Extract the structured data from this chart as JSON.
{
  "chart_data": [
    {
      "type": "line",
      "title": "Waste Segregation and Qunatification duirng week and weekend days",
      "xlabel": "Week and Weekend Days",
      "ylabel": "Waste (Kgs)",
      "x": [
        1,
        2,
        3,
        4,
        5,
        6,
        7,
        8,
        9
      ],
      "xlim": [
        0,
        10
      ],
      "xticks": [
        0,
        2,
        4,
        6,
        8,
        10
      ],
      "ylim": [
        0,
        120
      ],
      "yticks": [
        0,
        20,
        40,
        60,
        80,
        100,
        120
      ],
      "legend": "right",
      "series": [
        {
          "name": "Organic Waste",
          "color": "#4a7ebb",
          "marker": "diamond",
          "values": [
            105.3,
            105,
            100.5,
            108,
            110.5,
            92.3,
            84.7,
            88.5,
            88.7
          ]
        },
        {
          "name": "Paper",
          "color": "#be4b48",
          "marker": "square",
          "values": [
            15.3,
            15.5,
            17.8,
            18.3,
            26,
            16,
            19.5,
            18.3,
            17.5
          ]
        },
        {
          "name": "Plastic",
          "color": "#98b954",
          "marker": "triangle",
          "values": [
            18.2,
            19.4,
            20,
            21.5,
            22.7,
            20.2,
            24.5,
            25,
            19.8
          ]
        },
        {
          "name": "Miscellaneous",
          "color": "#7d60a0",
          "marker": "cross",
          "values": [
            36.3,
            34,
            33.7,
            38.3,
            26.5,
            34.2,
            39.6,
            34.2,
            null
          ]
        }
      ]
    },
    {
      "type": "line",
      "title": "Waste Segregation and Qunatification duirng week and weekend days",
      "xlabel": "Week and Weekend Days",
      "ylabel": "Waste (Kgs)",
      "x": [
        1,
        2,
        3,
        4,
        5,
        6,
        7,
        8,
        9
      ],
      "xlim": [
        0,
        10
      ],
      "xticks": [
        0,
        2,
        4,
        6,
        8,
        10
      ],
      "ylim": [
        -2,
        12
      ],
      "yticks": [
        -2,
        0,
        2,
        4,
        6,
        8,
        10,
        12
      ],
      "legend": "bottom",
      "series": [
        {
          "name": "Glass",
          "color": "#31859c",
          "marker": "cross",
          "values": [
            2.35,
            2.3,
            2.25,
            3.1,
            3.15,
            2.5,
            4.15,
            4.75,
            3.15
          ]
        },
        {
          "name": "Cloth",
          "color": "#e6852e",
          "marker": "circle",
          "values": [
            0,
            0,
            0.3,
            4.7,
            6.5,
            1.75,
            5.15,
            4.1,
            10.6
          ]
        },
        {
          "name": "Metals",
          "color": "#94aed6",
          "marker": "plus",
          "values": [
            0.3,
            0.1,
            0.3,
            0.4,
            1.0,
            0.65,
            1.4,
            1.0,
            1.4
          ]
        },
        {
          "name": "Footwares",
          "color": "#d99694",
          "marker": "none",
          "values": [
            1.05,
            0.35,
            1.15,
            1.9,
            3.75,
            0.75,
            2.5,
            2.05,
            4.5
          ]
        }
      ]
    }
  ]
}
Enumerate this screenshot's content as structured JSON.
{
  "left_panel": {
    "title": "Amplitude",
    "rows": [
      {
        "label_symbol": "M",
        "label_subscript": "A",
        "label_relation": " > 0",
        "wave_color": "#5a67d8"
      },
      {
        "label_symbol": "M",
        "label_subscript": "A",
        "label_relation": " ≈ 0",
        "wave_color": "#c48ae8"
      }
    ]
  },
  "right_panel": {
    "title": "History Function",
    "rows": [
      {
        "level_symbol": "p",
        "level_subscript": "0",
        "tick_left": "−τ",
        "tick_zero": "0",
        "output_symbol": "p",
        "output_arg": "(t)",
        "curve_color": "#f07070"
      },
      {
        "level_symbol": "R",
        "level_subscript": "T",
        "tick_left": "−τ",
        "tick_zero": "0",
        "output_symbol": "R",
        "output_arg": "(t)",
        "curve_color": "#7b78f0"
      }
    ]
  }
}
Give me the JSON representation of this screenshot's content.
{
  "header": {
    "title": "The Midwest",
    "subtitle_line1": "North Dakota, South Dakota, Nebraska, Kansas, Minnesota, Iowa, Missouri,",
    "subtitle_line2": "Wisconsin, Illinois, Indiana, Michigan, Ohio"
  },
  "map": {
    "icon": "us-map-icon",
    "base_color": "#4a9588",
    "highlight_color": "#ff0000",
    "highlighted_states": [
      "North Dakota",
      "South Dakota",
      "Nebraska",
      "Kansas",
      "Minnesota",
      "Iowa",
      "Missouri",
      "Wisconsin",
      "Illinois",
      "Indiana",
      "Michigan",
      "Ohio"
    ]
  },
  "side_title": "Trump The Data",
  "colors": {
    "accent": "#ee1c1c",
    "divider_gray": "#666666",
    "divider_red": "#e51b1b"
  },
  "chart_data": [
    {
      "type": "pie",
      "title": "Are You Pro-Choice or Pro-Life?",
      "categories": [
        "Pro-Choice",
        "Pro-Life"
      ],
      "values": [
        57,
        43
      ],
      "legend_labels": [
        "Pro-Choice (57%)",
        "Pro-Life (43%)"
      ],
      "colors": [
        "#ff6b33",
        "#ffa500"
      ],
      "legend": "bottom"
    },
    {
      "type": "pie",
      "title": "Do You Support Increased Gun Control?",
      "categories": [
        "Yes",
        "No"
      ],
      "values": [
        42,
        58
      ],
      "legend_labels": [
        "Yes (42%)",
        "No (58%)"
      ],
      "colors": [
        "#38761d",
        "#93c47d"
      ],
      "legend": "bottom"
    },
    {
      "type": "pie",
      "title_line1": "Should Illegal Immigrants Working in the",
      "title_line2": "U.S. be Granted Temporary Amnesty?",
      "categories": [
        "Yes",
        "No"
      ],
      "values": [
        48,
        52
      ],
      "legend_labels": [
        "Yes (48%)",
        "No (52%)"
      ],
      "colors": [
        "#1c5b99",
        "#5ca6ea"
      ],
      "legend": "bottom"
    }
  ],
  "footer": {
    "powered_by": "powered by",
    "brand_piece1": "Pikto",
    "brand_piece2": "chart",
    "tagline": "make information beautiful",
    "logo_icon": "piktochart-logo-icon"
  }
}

### What you need to do
Write the material out exactly, with nothing left out.

### Reply
Extract the structured data from this chart as JSON.
{
  "chart_data": [
    {
      "type": "line",
      "title": "Waste Segregation and Qunatification duirng week and weekend days",
      "xlabel": "Week and Weekend Days",
      "ylabel": "Waste (Kgs)",
      "x": [
        1,
        2,
        3,
        4,
        5,
        6,
        7,
        8,
        9
      ],
      "xlim": [
        0,
        10
      ],
      "xticks": [
        0,
        2,
        4,
        6,
        8,
        10
      ],
      "ylim": [
        0,
        120
      ],
      "yticks": [
        0,
        20,
        40,
        60,
        80,
        100,
        120
      ],
      "legend": "right",
      "series": [
        {
          "name": "Organic Waste",
          "color": "#4a7ebb",
          "marker": "diamond",
          "values": [
            105.3,
            105,
            100.5,
            108,
            110.5,
            92.3,
            84.7,
            88.5,
            88.7
          ]
        },
        {
          "name": "Paper",
          "color": "#be4b48",
          "marker": "square",
          "values": [
            15.3,
            15.5,
            17.8,
            18.3,
            26,
            16,
            19.5,
            18.3,
            17.5
          ]
        },
        {
          "name": "Plastic",
          "color": "#98b954",
          "marker": "triangle",
          "values": [
            18.2,
            19.4,
            20,
            21.5,
            22.7,
            20.2,
            24.5,
            25,
            19.8
          ]
        },
        {
          "name": "Miscellaneous",
          "color": "#7d60a0",
          "marker": "cross",
          "values": [
            36.3,
            34,
            33.7,
            38.3,
            26.5,
            34.2,
            39.6,
            34.2,
            null
          ]
        }
      ]
    },
    {
      "type": "line",
      "title": "Waste Segregation and Qunatification duirng week and weekend days",
      "xlabel": "Week and Weekend Days",
      "ylabel": "Waste (Kgs)",
      "x": [
        1,
        2,
        3,
        4,
        5,
        6,
        7,
        8,
        9
      ],
      "xlim": [
        0,
        10
      ],
      "xticks": [
        0,
        2,
        4,
        6,
        8,
        10
      ],
      "ylim": [
        -2,
        12
      ],
      "yticks": [
        -2,
        0,
        2,
        4,
        6,
        8,
        10,
        12
      ],
      "legend": "bottom",
      "series": [
        {
          "name": "Glass",
          "color": "#31859c",
          "marker": "cross",
          "values": [
            2.35,
            2.3,
            2.25,
            3.1,
            3.15,
            2.5,
            4.15,
            4.75,
            3.15
          ]
        },
        {
          "name": "Cloth",
          "color": "#e6852e",
          "marker": "circle",
          "values": [
            0,
            0,
            0.3,
            4.7,
            6.5,
            1.75,
            5.15,
            4.1,
            10.6
          ]
        },
        {
          "name": "Metals",
          "color": "#94aed6",
          "marker": "plus",
          "values": [
            0.3,
            0.1,
            0.3,
            0.4,
            1.0,
            0.65,
            1.4,
            1.0,
            1.4
          ]
        },
        {
          "name": "Footwares",
          "color": "#d99694",
          "marker": "none",
          "values": [
            1.05,
            0.35,
            1.15,
            1.9,
            3.75,
            0.75,
            2.5,
            2.05,
            4.5
          ]
        }
      ]
    }
  ]
}
Enumerate this screenshot's content as structured JSON.
{
  "left_panel": {
    "title": "Amplitude",
    "rows": [
      {
        "label_symbol": "M",
        "label_subscript": "A",
        "label_relation": " > 0",
        "wave_color": "#5a67d8"
      },
      {
        "label_symbol": "M",
        "label_subscript": "A",
        "label_relation": " ≈ 0",
        "wave_color": "#c48ae8"
      }
    ]
  },
  "right_panel": {
    "title": "History Function",
    "rows": [
      {
        "level_symbol": "p",
        "level_subscript": "0",
        "tick_left": "−τ",
        "tick_zero": "0",
        "output_symbol": "p",
        "output_arg": "(t)",
        "curve_color": "#f07070"
      },
      {
        "level_symbol": "R",
        "level_subscript": "T",
        "tick_left": "−τ",
        "tick_zero": "0",
        "output_symbol": "R",
        "output_arg": "(t)",
        "curve_color": "#7b78f0"
      }
    ]
  }
}
Give me the JSON representation of this screenshot's content.
{
  "header": {
    "title": "The Midwest",
    "subtitle_line1": "North Dakota, South Dakota, Nebraska, Kansas, Minnesota, Iowa, Missouri,",
    "subtitle_line2": "Wisconsin, Illinois, Indiana, Michigan, Ohio"
  },
  "map": {
    "icon": "us-map-icon",
    "base_color": "#4a9588",
    "highlight_color": "#ff0000",
    "highlighted_states": [
      "North Dakota",
      "South Dakota",
      "Nebraska",
      "Kansas",
      "Minnesota",
      "Iowa",
      "Missouri",
      "Wisconsin",
      "Illinois",
      "Indiana",
      "Michigan",
      "Ohio"
    ]
  },
  "side_title": "Trump The Data",
  "colors": {
    "accent": "#ee1c1c",
    "divider_gray": "#666666",
    "divider_red": "#e51b1b"
  },
  "chart_data": [
    {
      "type": "pie",
      "title": "Are You Pro-Choice or Pro-Life?",
      "categories": [
        "Pro-Choice",
        "Pro-Life"
      ],
      "values": [
        57,
        43
      ],
      "legend_labels": [
        "Pro-Choice (57%)",
        "Pro-Life (43%)"
      ],
      "colors": [
        "#ff6b33",
        "#ffa500"
      ],
      "legend": "bottom"
    },
    {
      "type": "pie",
      "title": "Do You Support Increased Gun Control?",
      "categories": [
        "Yes",
        "No"
      ],
      "values": [
        42,
        58
      ],
      "legend_labels": [
        "Yes (42%)",
        "No (58%)"
      ],
      "colors": [
        "#38761d",
        "#93c47d"
      ],
      "legend": "bottom"
    },
    {
      "type": "pie",
      "title_line1": "Should Illegal Immigrants Working in the",
      "title_line2": "U.S. be Granted Temporary Amnesty?",
      "categories": [
        "Yes",
        "No"
      ],
      "values": [
        48,
        52
      ],
      "legend_labels": [
        "Yes (48%)",
        "No (52%)"
      ],
      "colors": [
        "#1c5b99",
        "#5ca6ea"
      ],
      "legend": "bottom"
    }
  ],
  "footer": {
    "powered_by": "powered by",
    "brand_piece1": "Pikto",
    "brand_piece2": "chart",
    "tagline": "make information beautiful",
    "logo_icon": "piktochart-logo-icon"
  }
}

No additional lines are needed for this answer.